Instructions for the task =
In your copy, repeat the records exactly and leave out the pictures.

Exercise material =
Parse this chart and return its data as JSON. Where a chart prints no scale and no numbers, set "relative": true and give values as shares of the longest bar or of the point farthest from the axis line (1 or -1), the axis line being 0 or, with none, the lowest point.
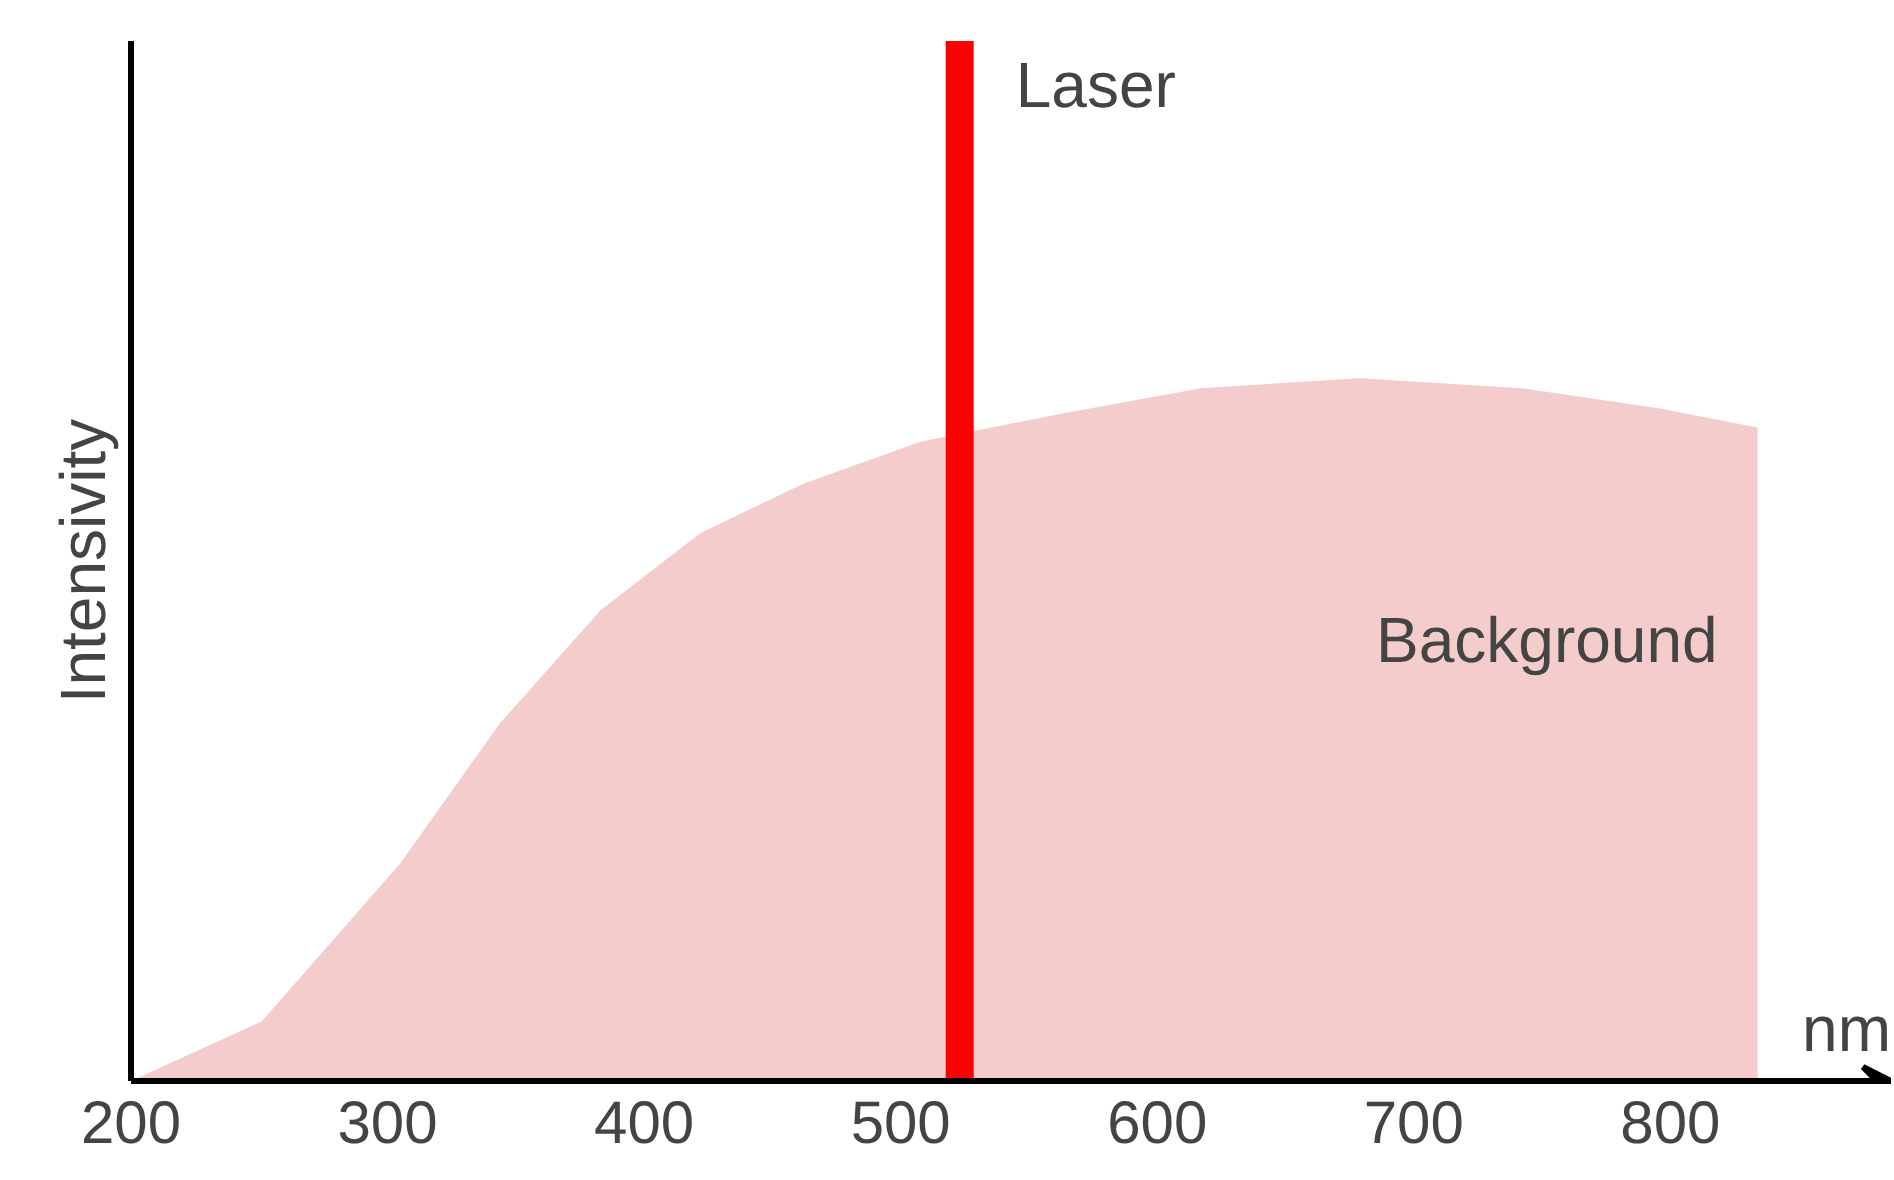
{
  "chart_data": {
    "type": "area",
    "relative": true,
    "xlabel": "nm",
    "ylabel": "Intensivity",
    "x": [
      200,
      251,
      305,
      344,
      383,
      422,
      462,
      508,
      563,
      617,
      679,
      742,
      796,
      834
    ],
    "series": [
      {
        "name": "Background",
        "color": "#f4cccc",
        "values": [
          0,
          0.085,
          0.31,
          0.51,
          0.67,
          0.78,
          0.85,
          0.91,
          0.95,
          0.986,
          1,
          0.986,
          0.957,
          0.93
        ]
      }
    ],
    "xlim": [
      200,
      886
    ],
    "xticks": [
      200,
      300,
      400,
      500,
      600,
      700,
      800
    ],
    "ref_lines": [
      {
        "axis": "x",
        "value": 523,
        "label": "Laser",
        "color": "#ff0000"
      }
    ],
    "grid": false
  }
}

Full response =
Parse this chart and return its data as JSON. Where a chart prints no scale and no numbers, set "relative": true and give values as shares of the longest bar or of the point farthest from the axis line (1 or -1), the axis line being 0 or, with none, the lowest point.
{
  "chart_data": {
    "type": "area",
    "relative": true,
    "xlabel": "nm",
    "ylabel": "Intensivity",
    "x": [
      200,
      251,
      305,
      344,
      383,
      422,
      462,
      508,
      563,
      617,
      679,
      742,
      796,
      834
    ],
    "series": [
      {
        "name": "Background",
        "color": "#f4cccc",
        "values": [
          0,
          0.085,
          0.31,
          0.51,
          0.67,
          0.78,
          0.85,
          0.91,
          0.95,
          0.986,
          1,
          0.986,
          0.957,
          0.93
        ]
      }
    ],
    "xlim": [
      200,
      886
    ],
    "xticks": [
      200,
      300,
      400,
      500,
      600,
      700,
      800
    ],
    "ref_lines": [
      {
        "axis": "x",
        "value": 523,
        "label": "Laser",
        "color": "#ff0000"
      }
    ],
    "grid": false
  }
}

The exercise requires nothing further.